[REQUIRED WORK]
Omit the images, then print each record below exactly as it reads.

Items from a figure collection
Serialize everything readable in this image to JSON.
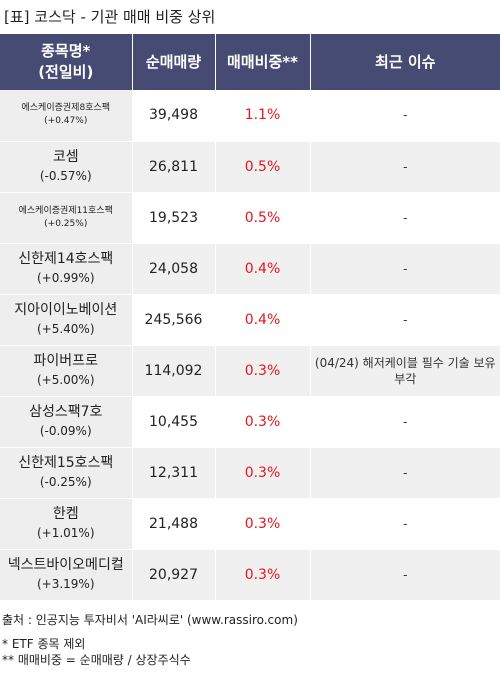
{
  "title": "[표] 코스닥 - 기관 매매 비중 상위",
  "table": {
    "headers": {
      "name_line1": "종목명*",
      "name_line2": "(전일비)",
      "volume": "순매매량",
      "ratio": "매매비중**",
      "issue": "최근 이슈"
    },
    "rows": [
      {
        "name": "에스케이증권제8호스팩",
        "change": "(+0.47%)",
        "volume": "39,498",
        "ratio": "1.1%",
        "issue": "-",
        "small": true
      },
      {
        "name": "코셈",
        "change": "(-0.57%)",
        "volume": "26,811",
        "ratio": "0.5%",
        "issue": "-",
        "small": false
      },
      {
        "name": "에스케이증권제11호스팩",
        "change": "(+0.25%)",
        "volume": "19,523",
        "ratio": "0.5%",
        "issue": "-",
        "small": true
      },
      {
        "name": "신한제14호스팩",
        "change": "(+0.99%)",
        "volume": "24,058",
        "ratio": "0.4%",
        "issue": "-",
        "small": false
      },
      {
        "name": "지아이이노베이션",
        "change": "(+5.40%)",
        "volume": "245,566",
        "ratio": "0.4%",
        "issue": "-",
        "small": false
      },
      {
        "name": "파이버프로",
        "change": "(+5.00%)",
        "volume": "114,092",
        "ratio": "0.3%",
        "issue": "(04/24) 해저케이블 필수 기술 보유 부각",
        "small": false
      },
      {
        "name": "삼성스팩7호",
        "change": "(-0.09%)",
        "volume": "10,455",
        "ratio": "0.3%",
        "issue": "-",
        "small": false
      },
      {
        "name": "신한제15호스팩",
        "change": "(-0.25%)",
        "volume": "12,311",
        "ratio": "0.3%",
        "issue": "-",
        "small": false
      },
      {
        "name": "한켐",
        "change": "(+1.01%)",
        "volume": "21,488",
        "ratio": "0.3%",
        "issue": "-",
        "small": false
      },
      {
        "name": "넥스트바이오메디컬",
        "change": "(+3.19%)",
        "volume": "20,927",
        "ratio": "0.3%",
        "issue": "-",
        "small": false
      }
    ]
  },
  "footer": {
    "source": "출처 : 인공지능 투자비서 'AI라씨로' (www.rassiro.com)",
    "note1": "* ETF 종목 제외",
    "note2": "** 매매비중 = 순매매량 / 상장주식수"
  },
  "colors": {
    "header_bg": "#454b72",
    "ratio_text": "#e8161b"
  }
}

[WRITTEN RESPONSE]
Serialize everything readable in this image to JSON.
{
  "title": "[표] 코스닥 - 기관 매매 비중 상위",
  "table": {
    "headers": {
      "name_line1": "종목명*",
      "name_line2": "(전일비)",
      "volume": "순매매량",
      "ratio": "매매비중**",
      "issue": "최근 이슈"
    },
    "rows": [
      {
        "name": "에스케이증권제8호스팩",
        "change": "(+0.47%)",
        "volume": "39,498",
        "ratio": "1.1%",
        "issue": "-",
        "small": true
      },
      {
        "name": "코셈",
        "change": "(-0.57%)",
        "volume": "26,811",
        "ratio": "0.5%",
        "issue": "-",
        "small": false
      },
      {
        "name": "에스케이증권제11호스팩",
        "change": "(+0.25%)",
        "volume": "19,523",
        "ratio": "0.5%",
        "issue": "-",
        "small": true
      },
      {
        "name": "신한제14호스팩",
        "change": "(+0.99%)",
        "volume": "24,058",
        "ratio": "0.4%",
        "issue": "-",
        "small": false
      },
      {
        "name": "지아이이노베이션",
        "change": "(+5.40%)",
        "volume": "245,566",
        "ratio": "0.4%",
        "issue": "-",
        "small": false
      },
      {
        "name": "파이버프로",
        "change": "(+5.00%)",
        "volume": "114,092",
        "ratio": "0.3%",
        "issue": "(04/24) 해저케이블 필수 기술 보유 부각",
        "small": false
      },
      {
        "name": "삼성스팩7호",
        "change": "(-0.09%)",
        "volume": "10,455",
        "ratio": "0.3%",
        "issue": "-",
        "small": false
      },
      {
        "name": "신한제15호스팩",
        "change": "(-0.25%)",
        "volume": "12,311",
        "ratio": "0.3%",
        "issue": "-",
        "small": false
      },
      {
        "name": "한켐",
        "change": "(+1.01%)",
        "volume": "21,488",
        "ratio": "0.3%",
        "issue": "-",
        "small": false
      },
      {
        "name": "넥스트바이오메디컬",
        "change": "(+3.19%)",
        "volume": "20,927",
        "ratio": "0.3%",
        "issue": "-",
        "small": false
      }
    ]
  },
  "footer": {
    "source": "출처 : 인공지능 투자비서 'AI라씨로' (www.rassiro.com)",
    "note1": "* ETF 종목 제외",
    "note2": "** 매매비중 = 순매매량 / 상장주식수"
  },
  "colors": {
    "header_bg": "#454b72",
    "ratio_text": "#e8161b"
  }
}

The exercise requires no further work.